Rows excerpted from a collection
====

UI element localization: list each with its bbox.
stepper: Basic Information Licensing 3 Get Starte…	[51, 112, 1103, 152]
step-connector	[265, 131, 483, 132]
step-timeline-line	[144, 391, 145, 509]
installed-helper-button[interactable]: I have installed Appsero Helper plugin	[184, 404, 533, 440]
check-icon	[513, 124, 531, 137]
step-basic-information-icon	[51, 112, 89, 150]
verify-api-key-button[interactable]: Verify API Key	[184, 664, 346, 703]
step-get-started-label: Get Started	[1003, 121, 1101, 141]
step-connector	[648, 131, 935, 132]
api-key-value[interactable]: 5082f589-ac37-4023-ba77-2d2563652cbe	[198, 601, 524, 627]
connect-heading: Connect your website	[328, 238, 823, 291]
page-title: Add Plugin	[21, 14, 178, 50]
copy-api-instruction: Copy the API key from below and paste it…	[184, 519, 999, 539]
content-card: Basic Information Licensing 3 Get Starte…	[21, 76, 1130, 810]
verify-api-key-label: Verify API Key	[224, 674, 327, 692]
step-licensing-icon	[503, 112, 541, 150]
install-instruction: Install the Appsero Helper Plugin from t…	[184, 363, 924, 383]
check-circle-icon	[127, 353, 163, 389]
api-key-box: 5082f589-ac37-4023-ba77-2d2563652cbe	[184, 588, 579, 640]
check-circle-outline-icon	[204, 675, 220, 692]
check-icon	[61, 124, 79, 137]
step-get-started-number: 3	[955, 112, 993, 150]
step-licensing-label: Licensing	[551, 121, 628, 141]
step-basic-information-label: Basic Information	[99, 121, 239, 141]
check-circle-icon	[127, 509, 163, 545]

====

* WRITTEN EXERCISE
Please turn everything from the start of the rows down to the line containing "112, 541, 150]" into a numbered list, with both ends included and blank lines left out.

* SOLVED PROBLEM
1. UI element localization: list each with its bbox.
2. stepper: Basic Information Licensing 3 Get Starte…	[51, 112, 1103, 152]
3. step-connector	[265, 131, 483, 132]
4. step-timeline-line	[144, 391, 145, 509]
5. installed-helper-button[interactable]: I have installed Appsero Helper plugin	[184, 404, 533, 440]
6. check-icon	[513, 124, 531, 137]
7. step-basic-information-icon	[51, 112, 89, 150]
8. verify-api-key-button[interactable]: Verify API Key	[184, 664, 346, 703]
9. step-get-started-label: Get Started	[1003, 121, 1101, 141]
10. step-connector	[648, 131, 935, 132]
11. api-key-value[interactable]: 5082f589-ac37-4023-ba77-2d2563652cbe	[198, 601, 524, 627]
12. connect-heading: Connect your website	[328, 238, 823, 291]
13. page-title: Add Plugin	[21, 14, 178, 50]
14. copy-api-instruction: Copy the API key from below and paste it…	[184, 519, 999, 539]
15. content-card: Basic Information Licensing 3 Get Starte…	[21, 76, 1130, 810]
16. verify-api-key-label: Verify API Key	[224, 674, 327, 692]
17. step-licensing-icon	[503, 112, 541, 150]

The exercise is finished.